■ Written problem
Lines that contain the string "ожидаемой" are to be copied; leave out all others.

[Begin]

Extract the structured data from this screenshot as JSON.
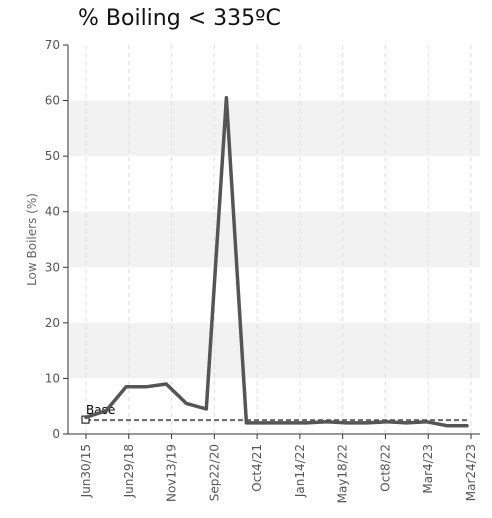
{
  "chart_data": {
    "type": "line",
    "title": "% Boiling < 335ºC",
    "xlabel": "",
    "ylabel": "Low Boilers (%)",
    "ylim": [
      0,
      70
    ],
    "y_ticks": [
      0,
      10,
      20,
      30,
      40,
      50,
      60,
      70
    ],
    "x_tick_labels": [
      "Jun30/15",
      "Jun29/18",
      "Nov13/19",
      "Sep22/20",
      "Oct4/21",
      "Jan14/22",
      "May18/22",
      "Oct8/22",
      "Mar4/23",
      "Mar24/23"
    ],
    "grid": true,
    "series": [
      {
        "name": "",
        "color": "#555555",
        "values": [
          3,
          4.2,
          8.5,
          8.5,
          9,
          5.5,
          4.5,
          60.5,
          2,
          2,
          2,
          2,
          2.2,
          2,
          2,
          2.2,
          2,
          2.2,
          1.5,
          1.5
        ]
      },
      {
        "name": "Base",
        "color": "#666666",
        "style": "dashed",
        "constant": 2.5
      }
    ],
    "colors": {
      "band": "#f2f2f2",
      "grid": "#dddddd",
      "axis": "#333333"
    }
  }
}
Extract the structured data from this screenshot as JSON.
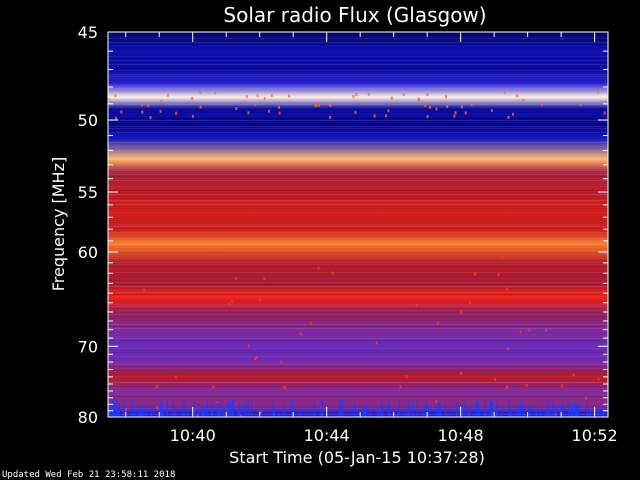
{
  "chart_data": {
    "type": "heatmap",
    "title": "Solar radio Flux (Glasgow)",
    "xlabel": "Start Time (05-Jan-15 10:37:28)",
    "ylabel": "Frequency [MHz]",
    "footer": "Updated Wed Feb 21 23:58:11 2018",
    "x_ticks": [
      "10:40",
      "10:44",
      "10:48",
      "10:52"
    ],
    "x_tick_minutes": [
      40,
      44,
      48,
      52
    ],
    "x_range_minutes": [
      37.47,
      52.4
    ],
    "y_ticks": [
      45,
      50,
      55,
      60,
      70,
      80
    ],
    "y_range_mhz": [
      45,
      80
    ],
    "y_scale": "reciprocal",
    "colormap": [
      "#000010",
      "#00008a",
      "#2020e0",
      "#7a2bb0",
      "#b01a2a",
      "#ff2010",
      "#ff9a30",
      "#ffffff"
    ],
    "bands": [
      {
        "mhz": 45.0,
        "level": 0.1
      },
      {
        "mhz": 46.0,
        "level": 0.22
      },
      {
        "mhz": 47.0,
        "level": 0.18
      },
      {
        "mhz": 47.8,
        "level": 0.3
      },
      {
        "mhz": 48.6,
        "level": 0.98
      },
      {
        "mhz": 49.3,
        "level": 0.2
      },
      {
        "mhz": 50.3,
        "level": 0.15
      },
      {
        "mhz": 51.2,
        "level": 0.25
      },
      {
        "mhz": 52.6,
        "level": 0.9
      },
      {
        "mhz": 53.5,
        "level": 0.55
      },
      {
        "mhz": 55.0,
        "level": 0.6
      },
      {
        "mhz": 56.5,
        "level": 0.66
      },
      {
        "mhz": 58.0,
        "level": 0.62
      },
      {
        "mhz": 59.3,
        "level": 0.82
      },
      {
        "mhz": 61.0,
        "level": 0.58
      },
      {
        "mhz": 63.0,
        "level": 0.56
      },
      {
        "mhz": 64.4,
        "level": 0.7
      },
      {
        "mhz": 66.0,
        "level": 0.52
      },
      {
        "mhz": 68.0,
        "level": 0.45
      },
      {
        "mhz": 70.0,
        "level": 0.4
      },
      {
        "mhz": 72.0,
        "level": 0.42
      },
      {
        "mhz": 74.0,
        "level": 0.6
      },
      {
        "mhz": 76.0,
        "level": 0.45
      },
      {
        "mhz": 78.0,
        "level": 0.48
      },
      {
        "mhz": 79.5,
        "level": 0.3
      },
      {
        "mhz": 80.0,
        "level": 0.25
      }
    ]
  }
}
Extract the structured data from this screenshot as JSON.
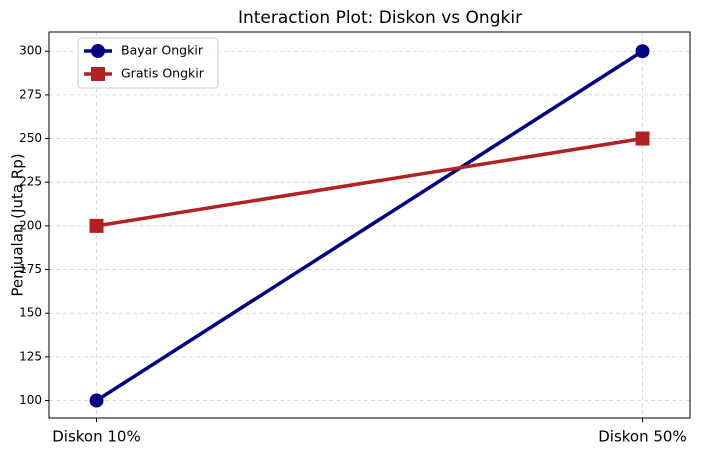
{
  "chart_data": {
    "type": "line",
    "title": "Interaction Plot: Diskon vs Ongkir",
    "y_label": "Penjualan (Juta Rp)",
    "categories": [
      "Diskon 10%",
      "Diskon 50%"
    ],
    "series": [
      {
        "name": "Bayar Ongkir",
        "color": "#000080",
        "marker": "circle",
        "values": [
          100,
          300
        ]
      },
      {
        "name": "Gratis Ongkir",
        "color": "#b22222",
        "marker": "square",
        "values": [
          200,
          250
        ]
      }
    ],
    "ylim": [
      90,
      311
    ],
    "yticks": [
      100,
      125,
      150,
      175,
      200,
      225,
      250,
      275,
      300
    ],
    "grid": true,
    "legend": "upper left"
  }
}
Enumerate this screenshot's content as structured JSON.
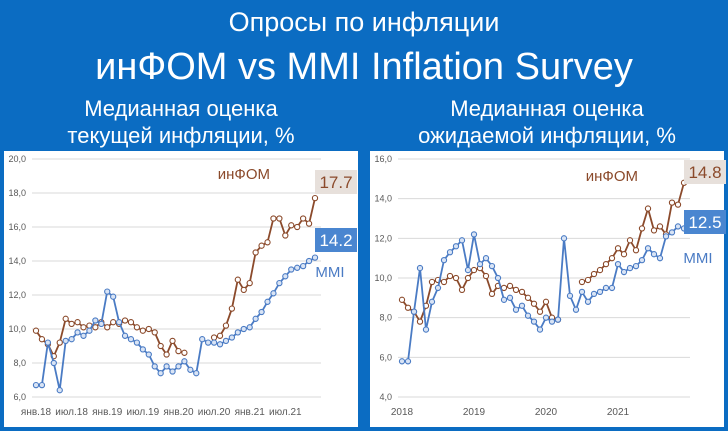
{
  "header": {
    "title1": "Опросы по инфляции",
    "title2": "инФОМ vs MMI Inflation Survey"
  },
  "colors": {
    "background": "#0b6cc2",
    "infom": "#8b4a2b",
    "mmi": "#4a7bc4",
    "mmi_fill": "#d9e4f5",
    "infom_fill": "#ffffff",
    "infom_badge": "#e7e0db",
    "mmi_badge": "#4a86d0"
  },
  "panels": {
    "left": {
      "title_line1": "Медианная оценка",
      "title_line2": "текущей инфляции, %"
    },
    "right": {
      "title_line1": "Медианная оценка",
      "title_line2": "ожидаемой инфляции, %"
    }
  },
  "chart_data": [
    {
      "type": "line",
      "title": "Медианная оценка текущей инфляции, %",
      "ylim": [
        6.0,
        20.0
      ],
      "yticks": [
        "6,0",
        "8,0",
        "10,0",
        "12,0",
        "14,0",
        "16,0",
        "18,0",
        "20,0"
      ],
      "xlim": [
        0,
        47
      ],
      "xticks": [
        {
          "x": 0,
          "label": "янв.18"
        },
        {
          "x": 6,
          "label": "июл.18"
        },
        {
          "x": 12,
          "label": "янв.19"
        },
        {
          "x": 18,
          "label": "июл.19"
        },
        {
          "x": 24,
          "label": "янв.20"
        },
        {
          "x": 30,
          "label": "июл.20"
        },
        {
          "x": 36,
          "label": "янв.21"
        },
        {
          "x": 42,
          "label": "июл.21"
        }
      ],
      "series": [
        {
          "name": "инФОМ",
          "last_label": "17.7",
          "segments": [
            {
              "x": [
                0,
                1,
                2,
                3,
                4,
                5,
                6,
                7,
                8,
                9,
                10,
                11,
                12,
                13,
                14,
                15,
                16,
                17,
                18,
                19,
                20,
                21,
                22,
                23,
                24,
                25
              ],
              "values": [
                9.9,
                9.4,
                9.1,
                8.4,
                9.2,
                10.6,
                10.3,
                10.4,
                10.1,
                10.2,
                10.1,
                10.4,
                10.1,
                10.4,
                10.3,
                10.5,
                10.4,
                10.1,
                9.9,
                10.0,
                9.8,
                9.0,
                8.5,
                9.3,
                8.7,
                8.6
              ]
            },
            {
              "x": [
                30,
                31,
                32,
                33,
                34,
                35,
                36,
                37,
                38,
                39,
                40,
                41,
                42,
                43,
                44,
                45,
                46,
                47
              ],
              "values": [
                9.5,
                9.6,
                10.2,
                11.2,
                12.9,
                12.3,
                12.7,
                14.5,
                14.9,
                15.1,
                16.5,
                16.5,
                15.5,
                16.1,
                16.0,
                16.5,
                16.2,
                17.7
              ]
            }
          ]
        },
        {
          "name": "MMI",
          "last_label": "14.2",
          "segments": [
            {
              "x": [
                0,
                1,
                2,
                3,
                4,
                5,
                6,
                7,
                8,
                9,
                10,
                11,
                12,
                13,
                14,
                15,
                16,
                17,
                18,
                19,
                20,
                21,
                22,
                23,
                24,
                25,
                26,
                27,
                28,
                29,
                30,
                31,
                32,
                33,
                34,
                35,
                36,
                37,
                38,
                39,
                40,
                41,
                42,
                43,
                44,
                45,
                46,
                47
              ],
              "values": [
                6.7,
                6.7,
                9.2,
                8.0,
                6.4,
                9.3,
                9.4,
                9.8,
                9.6,
                9.9,
                10.5,
                10.3,
                12.2,
                11.9,
                10.4,
                9.6,
                9.4,
                9.2,
                8.8,
                8.5,
                7.8,
                7.4,
                7.8,
                7.5,
                7.8,
                8.1,
                7.6,
                7.4,
                9.4,
                9.2,
                9.2,
                9.1,
                9.3,
                9.5,
                9.8,
                10.0,
                10.1,
                10.6,
                11.0,
                11.6,
                12.1,
                12.7,
                13.1,
                13.5,
                13.6,
                13.7,
                14.0,
                14.2
              ]
            }
          ]
        }
      ]
    },
    {
      "type": "line",
      "title": "Медианная оценка ожидаемой инфляции, %",
      "ylim": [
        4.0,
        16.0
      ],
      "yticks": [
        "4,0",
        "6,0",
        "8,0",
        "10,0",
        "12,0",
        "14,0",
        "16,0"
      ],
      "xlim": [
        0,
        47
      ],
      "xticks": [
        {
          "x": 0,
          "label": "2018"
        },
        {
          "x": 12,
          "label": "2019"
        },
        {
          "x": 24,
          "label": "2020"
        },
        {
          "x": 36,
          "label": "2021"
        }
      ],
      "series": [
        {
          "name": "инФОМ",
          "last_label": "14.8",
          "segments": [
            {
              "x": [
                0,
                1,
                2,
                3,
                4,
                5,
                6,
                7,
                8,
                9,
                10,
                11,
                12,
                13,
                14,
                15,
                16,
                17,
                18,
                19,
                20,
                21,
                22,
                23,
                24,
                25,
                26
              ],
              "values": [
                8.9,
                8.5,
                8.3,
                7.8,
                8.6,
                9.8,
                9.9,
                9.8,
                10.1,
                10.0,
                9.4,
                10.0,
                10.4,
                10.5,
                10.1,
                9.2,
                9.6,
                9.5,
                9.6,
                9.4,
                9.3,
                9.0,
                8.7,
                8.3,
                8.8,
                8.0,
                7.9
              ]
            },
            {
              "x": [
                30,
                31,
                32,
                33,
                34,
                35,
                36,
                37,
                38,
                39,
                40,
                41,
                42,
                43,
                44,
                45,
                46,
                47
              ],
              "values": [
                9.8,
                9.9,
                10.2,
                10.4,
                10.7,
                11.0,
                11.5,
                11.2,
                11.9,
                11.4,
                12.5,
                13.5,
                12.4,
                12.6,
                12.2,
                13.8,
                13.7,
                14.8
              ]
            }
          ]
        },
        {
          "name": "MMI",
          "last_label": "12.5",
          "segments": [
            {
              "x": [
                0,
                1,
                2,
                3,
                4,
                5,
                6,
                7,
                8,
                9,
                10,
                11,
                12,
                13,
                14,
                15,
                16,
                17,
                18,
                19,
                20,
                21,
                22,
                23,
                24,
                25,
                26,
                27,
                28,
                29,
                30,
                31,
                32,
                33,
                34,
                35,
                36,
                37,
                38,
                39,
                40,
                41,
                42,
                43,
                44,
                45,
                46,
                47
              ],
              "values": [
                5.8,
                5.8,
                8.3,
                10.5,
                7.4,
                8.8,
                9.5,
                10.9,
                11.3,
                11.6,
                11.9,
                10.4,
                12.2,
                10.7,
                11.0,
                10.6,
                10.0,
                8.9,
                9.0,
                8.4,
                8.6,
                8.1,
                7.8,
                7.4,
                8.0,
                7.8,
                7.9,
                12.0,
                9.1,
                8.4,
                9.3,
                8.8,
                9.2,
                9.3,
                9.5,
                9.5,
                10.7,
                10.3,
                10.5,
                10.6,
                10.9,
                11.5,
                11.2,
                11.0,
                12.1,
                12.3,
                12.6,
                12.5
              ]
            }
          ]
        }
      ]
    }
  ]
}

[End]

■ Answer to this exercise
      "title_line2": "ожидаемой инфляции, %"
      "title": "Медианная оценка ожидаемой инфляции, %",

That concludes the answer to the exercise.